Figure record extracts
-=-=-=-=-

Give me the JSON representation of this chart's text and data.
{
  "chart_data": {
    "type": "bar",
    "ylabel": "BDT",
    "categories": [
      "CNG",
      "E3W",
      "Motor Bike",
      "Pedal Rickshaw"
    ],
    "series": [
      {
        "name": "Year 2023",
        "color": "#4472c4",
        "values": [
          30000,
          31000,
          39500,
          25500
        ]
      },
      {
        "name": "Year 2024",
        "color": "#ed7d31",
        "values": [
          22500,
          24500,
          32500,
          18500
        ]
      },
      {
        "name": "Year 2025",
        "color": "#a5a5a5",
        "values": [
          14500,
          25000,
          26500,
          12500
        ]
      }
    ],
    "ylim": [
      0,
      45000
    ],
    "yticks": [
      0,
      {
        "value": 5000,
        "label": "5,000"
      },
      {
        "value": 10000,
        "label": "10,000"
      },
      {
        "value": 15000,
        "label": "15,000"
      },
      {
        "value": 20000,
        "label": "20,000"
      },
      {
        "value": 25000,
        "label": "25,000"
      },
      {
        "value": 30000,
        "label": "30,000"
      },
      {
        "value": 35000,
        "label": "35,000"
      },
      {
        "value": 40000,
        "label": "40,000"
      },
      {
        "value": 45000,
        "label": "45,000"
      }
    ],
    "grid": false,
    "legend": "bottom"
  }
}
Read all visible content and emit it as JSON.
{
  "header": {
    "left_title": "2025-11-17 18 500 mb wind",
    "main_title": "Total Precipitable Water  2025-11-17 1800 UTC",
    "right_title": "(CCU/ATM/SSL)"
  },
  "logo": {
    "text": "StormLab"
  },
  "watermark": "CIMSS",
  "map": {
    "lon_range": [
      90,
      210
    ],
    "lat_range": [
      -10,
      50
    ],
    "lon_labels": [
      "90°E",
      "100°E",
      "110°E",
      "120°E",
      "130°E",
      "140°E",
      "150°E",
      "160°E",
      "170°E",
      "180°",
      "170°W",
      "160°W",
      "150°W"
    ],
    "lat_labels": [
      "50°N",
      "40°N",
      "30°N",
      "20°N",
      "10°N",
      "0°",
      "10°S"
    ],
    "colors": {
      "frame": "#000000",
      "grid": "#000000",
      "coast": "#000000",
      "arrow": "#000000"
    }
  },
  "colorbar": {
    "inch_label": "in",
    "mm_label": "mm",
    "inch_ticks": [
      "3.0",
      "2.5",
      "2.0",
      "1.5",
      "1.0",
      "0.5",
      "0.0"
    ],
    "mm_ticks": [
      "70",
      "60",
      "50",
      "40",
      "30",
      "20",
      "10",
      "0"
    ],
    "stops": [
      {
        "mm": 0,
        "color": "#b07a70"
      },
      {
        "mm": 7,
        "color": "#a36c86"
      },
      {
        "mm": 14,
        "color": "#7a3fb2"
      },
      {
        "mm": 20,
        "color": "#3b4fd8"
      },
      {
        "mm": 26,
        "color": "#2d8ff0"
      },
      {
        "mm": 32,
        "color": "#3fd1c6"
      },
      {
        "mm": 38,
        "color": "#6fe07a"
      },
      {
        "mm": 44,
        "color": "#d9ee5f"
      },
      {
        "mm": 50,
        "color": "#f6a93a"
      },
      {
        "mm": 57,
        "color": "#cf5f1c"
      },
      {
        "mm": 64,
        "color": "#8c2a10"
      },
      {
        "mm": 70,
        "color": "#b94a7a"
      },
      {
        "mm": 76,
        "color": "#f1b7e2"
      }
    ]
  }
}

-=-=-=-=-

* WHAT THE TASK ASKS
Your task is to repeat every line exactly.

* WRITTEN SOLUTION
Give me the JSON representation of this chart's text and data.
{
  "chart_data": {
    "type": "bar",
    "ylabel": "BDT",
    "categories": [
      "CNG",
      "E3W",
      "Motor Bike",
      "Pedal Rickshaw"
    ],
    "series": [
      {
        "name": "Year 2023",
        "color": "#4472c4",
        "values": [
          30000,
          31000,
          39500,
          25500
        ]
      },
      {
        "name": "Year 2024",
        "color": "#ed7d31",
        "values": [
          22500,
          24500,
          32500,
          18500
        ]
      },
      {
        "name": "Year 2025",
        "color": "#a5a5a5",
        "values": [
          14500,
          25000,
          26500,
          12500
        ]
      }
    ],
    "ylim": [
      0,
      45000
    ],
    "yticks": [
      0,
      {
        "value": 5000,
        "label": "5,000"
      },
      {
        "value": 10000,
        "label": "10,000"
      },
      {
        "value": 15000,
        "label": "15,000"
      },
      {
        "value": 20000,
        "label": "20,000"
      },
      {
        "value": 25000,
        "label": "25,000"
      },
      {
        "value": 30000,
        "label": "30,000"
      },
      {
        "value": 35000,
        "label": "35,000"
      },
      {
        "value": 40000,
        "label": "40,000"
      },
      {
        "value": 45000,
        "label": "45,000"
      }
    ],
    "grid": false,
    "legend": "bottom"
  }
}
Read all visible content and emit it as JSON.
{
  "header": {
    "left_title": "2025-11-17 18 500 mb wind",
    "main_title": "Total Precipitable Water  2025-11-17 1800 UTC",
    "right_title": "(CCU/ATM/SSL)"
  },
  "logo": {
    "text": "StormLab"
  },
  "watermark": "CIMSS",
  "map": {
    "lon_range": [
      90,
      210
    ],
    "lat_range": [
      -10,
      50
    ],
    "lon_labels": [
      "90°E",
      "100°E",
      "110°E",
      "120°E",
      "130°E",
      "140°E",
      "150°E",
      "160°E",
      "170°E",
      "180°",
      "170°W",
      "160°W",
      "150°W"
    ],
    "lat_labels": [
      "50°N",
      "40°N",
      "30°N",
      "20°N",
      "10°N",
      "0°",
      "10°S"
    ],
    "colors": {
      "frame": "#000000",
      "grid": "#000000",
      "coast": "#000000",
      "arrow": "#000000"
    }
  },
  "colorbar": {
    "inch_label": "in",
    "mm_label": "mm",
    "inch_ticks": [
      "3.0",
      "2.5",
      "2.0",
      "1.5",
      "1.0",
      "0.5",
      "0.0"
    ],
    "mm_ticks": [
      "70",
      "60",
      "50",
      "40",
      "30",
      "20",
      "10",
      "0"
    ],
    "stops": [
      {
        "mm": 0,
        "color": "#b07a70"
      },
      {
        "mm": 7,
        "color": "#a36c86"
      },
      {
        "mm": 14,
        "color": "#7a3fb2"
      },
      {
        "mm": 20,
        "color": "#3b4fd8"
      },
      {
        "mm": 26,
        "color": "#2d8ff0"
      },
      {
        "mm": 32,
        "color": "#3fd1c6"
      },
      {
        "mm": 38,
        "color": "#6fe07a"
      },
      {
        "mm": 44,
        "color": "#d9ee5f"
      },
      {
        "mm": 50,
        "color": "#f6a93a"
      },
      {
        "mm": 57,
        "color": "#cf5f1c"
      },
      {
        "mm": 64,
        "color": "#8c2a10"
      },
      {
        "mm": 70,
        "color": "#b94a7a"
      },
      {
        "mm": 76,
        "color": "#f1b7e2"
      }
    ]
  }
}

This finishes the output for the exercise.